[proofplan]
We prove the equivalence by converting between cumulative events and exact-time events. In the forward direction, the event $\{\tau=n\}$ is the difference between the two cumulative events $\{\tau\le n\}$ and $\{\tau\le n-1\}$, with the case $n=0$ handled separately. In the reverse direction, the event $\{\tau\le n\}$ is the finite union of the exact-time events $\{\tau=k\}$ for $0\le k\le n$. The only structural input is that a filtration is increasing and each $\mathcal F_n$ is a $\sigma$-algebra.
[/proofplan]
[step:Derive exact-time measurability from stopping-time measurability]
Assume that $\tau$ is a [stopping time](/page/Stopping%20Time) with respect to $(\mathcal F_n)_{n\in\mathbb Z_{\ge 0}}$. Fix $n\in\mathbb Z_{\ge 0}$.
If $n=0$, then, since $\tau$ takes values in $\mathbb Z_{\ge 0}\cup\{\infty\}$,
\begin{align*}
\{\omega\in\Omega:\tau(\omega)=0\}=\{\omega\in\Omega:\tau(\omega)\le 0\}.
\end{align*}
The right-hand side belongs to $\mathcal F_0$ by the stopping-time assumption.
Now suppose $n\ge 1$. Define the events
\begin{align*}
A_n:=\{\omega\in\Omega:\tau(\omega)\le n\}
\end{align*}
and
\begin{align*}
A_{n-1}:=\{\omega\in\Omega:\tau(\omega)\le n-1\}.
\end{align*}
By the stopping-time assumption, $A_n\in\mathcal F_n$ and $A_{n-1}\in\mathcal F_{n-1}$. Since $(\mathcal F_m)_{m\in\mathbb Z_{\ge 0}}$ is a filtration and $n-1\le n$, we have $\mathcal F_{n-1}\subset\mathcal F_n$, so $A_{n-1}\in\mathcal F_n$. Because $\mathcal F_n$ is a $\sigma$-algebra, it is closed under complements in $\Omega$ and finite intersections. Hence
\begin{align*}
A_n\cap A_{n-1}^c\in\mathcal F_n.
\end{align*}
For every $\omega\in\Omega$, the condition $\tau(\omega)\le n$ and not $\tau(\omega)\le n-1$ is equivalent to $\tau(\omega)=n$, since $\tau(\omega)$ lies in $\mathbb Z_{\ge 0}\cup\{\infty\}$. Therefore
\begin{align*}
\{\omega\in\Omega:\tau(\omega)=n\}=A_n\cap A_{n-1}^c\in\mathcal F_n.

- - - - - - -

**Jobs**
A: What does the proof plan of the stopping-time proof name as its only structural input?
B: Reproduce the stopping-time proof between "[proofplan]" and "is a $\sigma$-algebra.", inclusive.
C: How would you render this sentence from the stopping-time proof in French: "We prove the equivalence by converting between cumulative events and exact-time events."

**Data lines**
- - - - - - -

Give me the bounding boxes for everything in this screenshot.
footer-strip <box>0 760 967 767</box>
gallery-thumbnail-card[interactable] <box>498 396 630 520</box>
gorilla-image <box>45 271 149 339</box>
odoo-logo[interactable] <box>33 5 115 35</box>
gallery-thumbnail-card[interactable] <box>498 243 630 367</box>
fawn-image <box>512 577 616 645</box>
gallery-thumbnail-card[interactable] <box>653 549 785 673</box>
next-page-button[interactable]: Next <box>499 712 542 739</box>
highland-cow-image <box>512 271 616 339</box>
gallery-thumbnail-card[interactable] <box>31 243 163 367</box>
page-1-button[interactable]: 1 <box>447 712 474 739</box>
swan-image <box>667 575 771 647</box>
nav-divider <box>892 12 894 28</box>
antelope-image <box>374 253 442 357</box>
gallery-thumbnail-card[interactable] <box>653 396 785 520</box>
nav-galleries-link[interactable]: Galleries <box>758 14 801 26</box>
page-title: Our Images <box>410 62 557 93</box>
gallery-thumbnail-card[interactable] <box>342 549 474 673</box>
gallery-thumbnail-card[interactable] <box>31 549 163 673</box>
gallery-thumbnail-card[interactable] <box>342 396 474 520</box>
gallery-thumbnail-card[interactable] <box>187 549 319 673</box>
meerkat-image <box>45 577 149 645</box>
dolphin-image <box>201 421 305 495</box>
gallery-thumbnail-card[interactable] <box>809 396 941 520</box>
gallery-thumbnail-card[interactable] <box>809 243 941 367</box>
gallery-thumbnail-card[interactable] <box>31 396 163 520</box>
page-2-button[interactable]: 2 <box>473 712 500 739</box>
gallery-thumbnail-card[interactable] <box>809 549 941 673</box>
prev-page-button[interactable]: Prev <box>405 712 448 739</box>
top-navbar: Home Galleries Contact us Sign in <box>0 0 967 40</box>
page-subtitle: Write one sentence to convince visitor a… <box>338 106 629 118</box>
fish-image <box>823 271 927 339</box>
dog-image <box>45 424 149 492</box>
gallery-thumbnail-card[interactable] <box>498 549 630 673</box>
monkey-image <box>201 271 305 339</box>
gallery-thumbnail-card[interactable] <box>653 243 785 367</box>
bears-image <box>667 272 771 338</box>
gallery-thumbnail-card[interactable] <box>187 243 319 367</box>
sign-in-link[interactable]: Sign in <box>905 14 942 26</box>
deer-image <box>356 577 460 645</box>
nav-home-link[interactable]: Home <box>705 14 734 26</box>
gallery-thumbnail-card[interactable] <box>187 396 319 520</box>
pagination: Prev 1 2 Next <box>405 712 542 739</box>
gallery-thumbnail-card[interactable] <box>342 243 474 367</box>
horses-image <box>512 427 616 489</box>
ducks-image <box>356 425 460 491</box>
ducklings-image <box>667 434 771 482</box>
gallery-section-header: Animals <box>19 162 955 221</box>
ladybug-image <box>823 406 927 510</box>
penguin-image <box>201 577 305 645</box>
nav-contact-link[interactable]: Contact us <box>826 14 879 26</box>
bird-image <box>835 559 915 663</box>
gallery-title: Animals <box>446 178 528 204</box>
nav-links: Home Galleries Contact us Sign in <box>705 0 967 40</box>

- - - - - - -

**Answers to each task**
A: That a filtration is increasing and each $\mathcal F_n$ is a $\sigma$-algebra.

B:
[proofplan]
We prove the equivalence by converting between cumulative events and exact-time events. In the forward direction, the event $\{\tau=n\}$ is the difference between the two cumulative events $\{\tau\le n\}$ and $\{\tau\le n-1\}$, with the case $n=0$ handled separately. In the reverse direction, the event $\{\tau\le n\}$ is the finite union of the exact-time events $\{\tau=k\}$ for $0\le k\le n$. The only structural input is that a filtration is increasing and each $\mathcal F_n$ is a $\sigma$-algebra.

C: Nous démontrons l'équivalence en passant des événements cumulatifs aux événements à instant exact, et inversement.